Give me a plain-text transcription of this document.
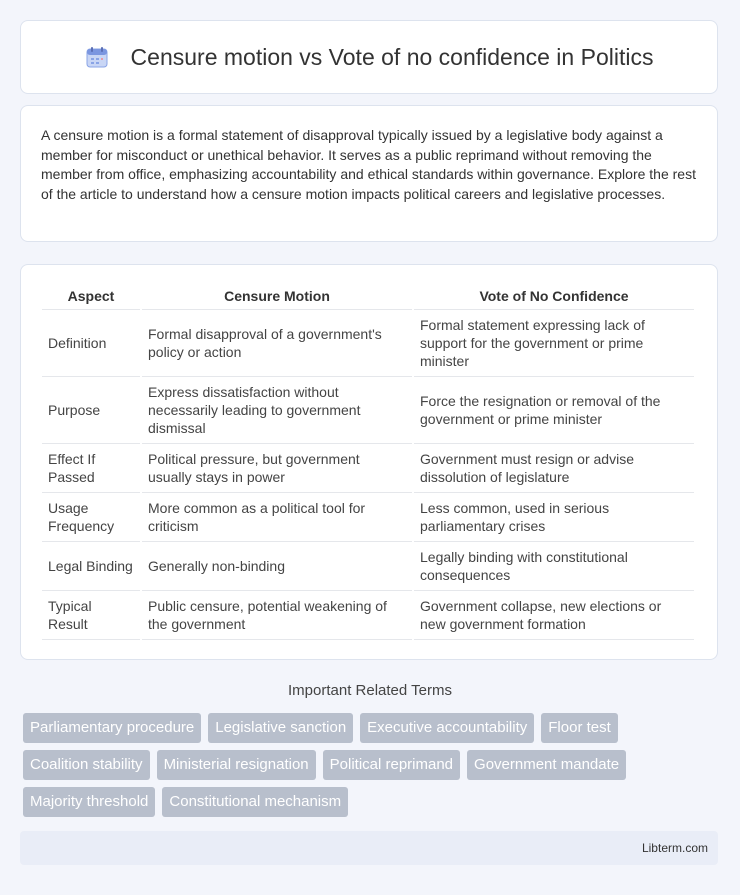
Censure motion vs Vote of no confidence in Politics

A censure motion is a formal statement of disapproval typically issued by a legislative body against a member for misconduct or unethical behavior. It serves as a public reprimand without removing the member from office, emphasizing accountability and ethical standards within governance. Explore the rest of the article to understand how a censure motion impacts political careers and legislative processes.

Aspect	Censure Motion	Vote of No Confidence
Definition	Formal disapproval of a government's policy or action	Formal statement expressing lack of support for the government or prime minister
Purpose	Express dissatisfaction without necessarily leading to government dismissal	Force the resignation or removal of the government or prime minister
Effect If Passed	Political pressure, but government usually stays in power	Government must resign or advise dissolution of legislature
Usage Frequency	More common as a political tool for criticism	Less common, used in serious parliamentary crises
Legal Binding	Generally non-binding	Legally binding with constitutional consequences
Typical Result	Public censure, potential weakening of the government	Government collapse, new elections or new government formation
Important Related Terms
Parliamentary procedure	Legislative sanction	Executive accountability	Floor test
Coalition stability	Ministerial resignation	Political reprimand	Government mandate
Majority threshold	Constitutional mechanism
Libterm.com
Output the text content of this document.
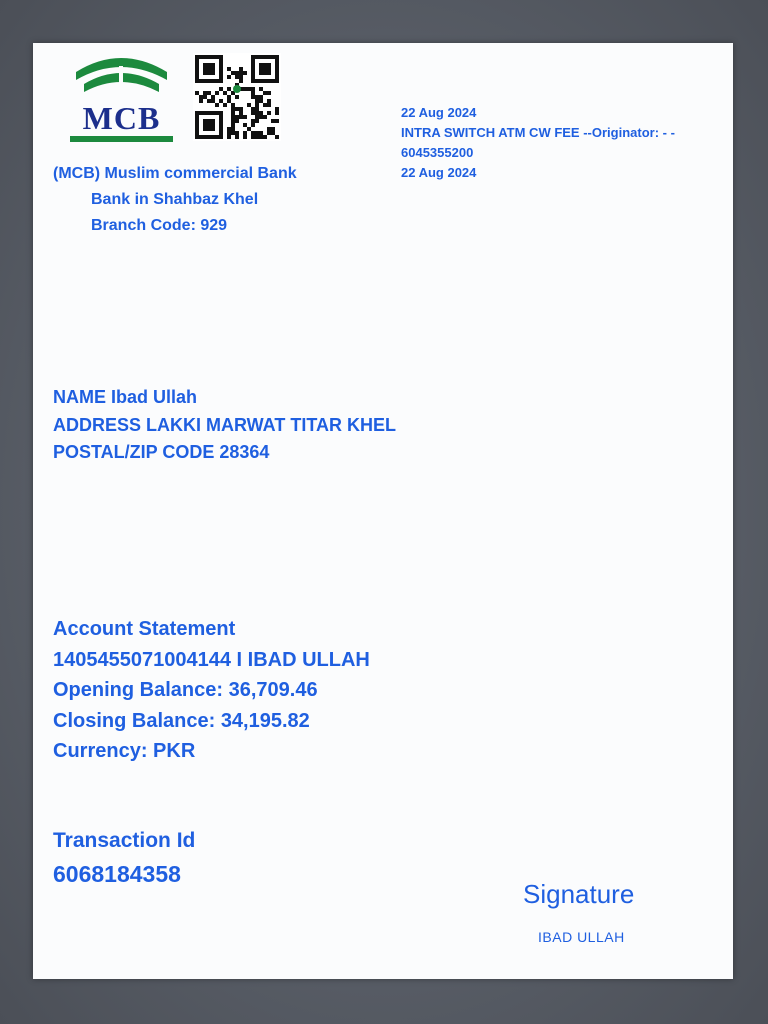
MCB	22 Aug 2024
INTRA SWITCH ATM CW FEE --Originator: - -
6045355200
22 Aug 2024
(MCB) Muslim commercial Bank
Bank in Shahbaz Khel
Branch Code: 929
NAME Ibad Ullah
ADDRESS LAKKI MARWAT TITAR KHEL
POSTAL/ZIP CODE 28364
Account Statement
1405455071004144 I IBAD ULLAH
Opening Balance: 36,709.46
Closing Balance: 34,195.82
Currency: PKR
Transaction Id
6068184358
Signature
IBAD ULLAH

[Task brief] Leave the images out and output the remaining material exactly as it stands.

[Solution]
Give me a plain-text transcription of this document.
Censure motion vs Vote of no confidence in Politics

A censure motion is a formal statement of disapproval typically issued by a legislative body against a member for misconduct or unethical behavior. It serves as a public reprimand without removing the member from office, emphasizing accountability and ethical standards within governance. Explore the rest of the article to understand how a censure motion impacts political careers and legislative processes.

Aspect	Censure Motion	Vote of No Confidence
Definition	Formal disapproval of a government's policy or action	Formal statement expressing lack of support for the government or prime minister
Purpose	Express dissatisfaction without necessarily leading to government dismissal	Force the resignation or removal of the government or prime minister
Effect If Passed	Political pressure, but government usually stays in power	Government must resign or advise dissolution of legislature
Usage Frequency	More common as a political tool for criticism	Less common, used in serious parliamentary crises
Legal Binding	Generally non-binding	Legally binding with constitutional consequences
Typical Result	Public censure, potential weakening of the government	Government collapse, new elections or new government formation
Important Related Terms
Parliamentary procedure	Legislative sanction	Executive accountability	Floor test
Coalition stability	Ministerial resignation	Political reprimand	Government mandate
Majority threshold	Constitutional mechanism
Libterm.com
Output the text content of this document.
MCB	22 Aug 2024
INTRA SWITCH ATM CW FEE --Originator: - -
6045355200
22 Aug 2024
(MCB) Muslim commercial Bank
Bank in Shahbaz Khel
Branch Code: 929
NAME Ibad Ullah
ADDRESS LAKKI MARWAT TITAR KHEL
POSTAL/ZIP CODE 28364
Account Statement
1405455071004144 I IBAD ULLAH
Opening Balance: 36,709.46
Closing Balance: 34,195.82
Currency: PKR
Transaction Id
6068184358
Signature
IBAD ULLAH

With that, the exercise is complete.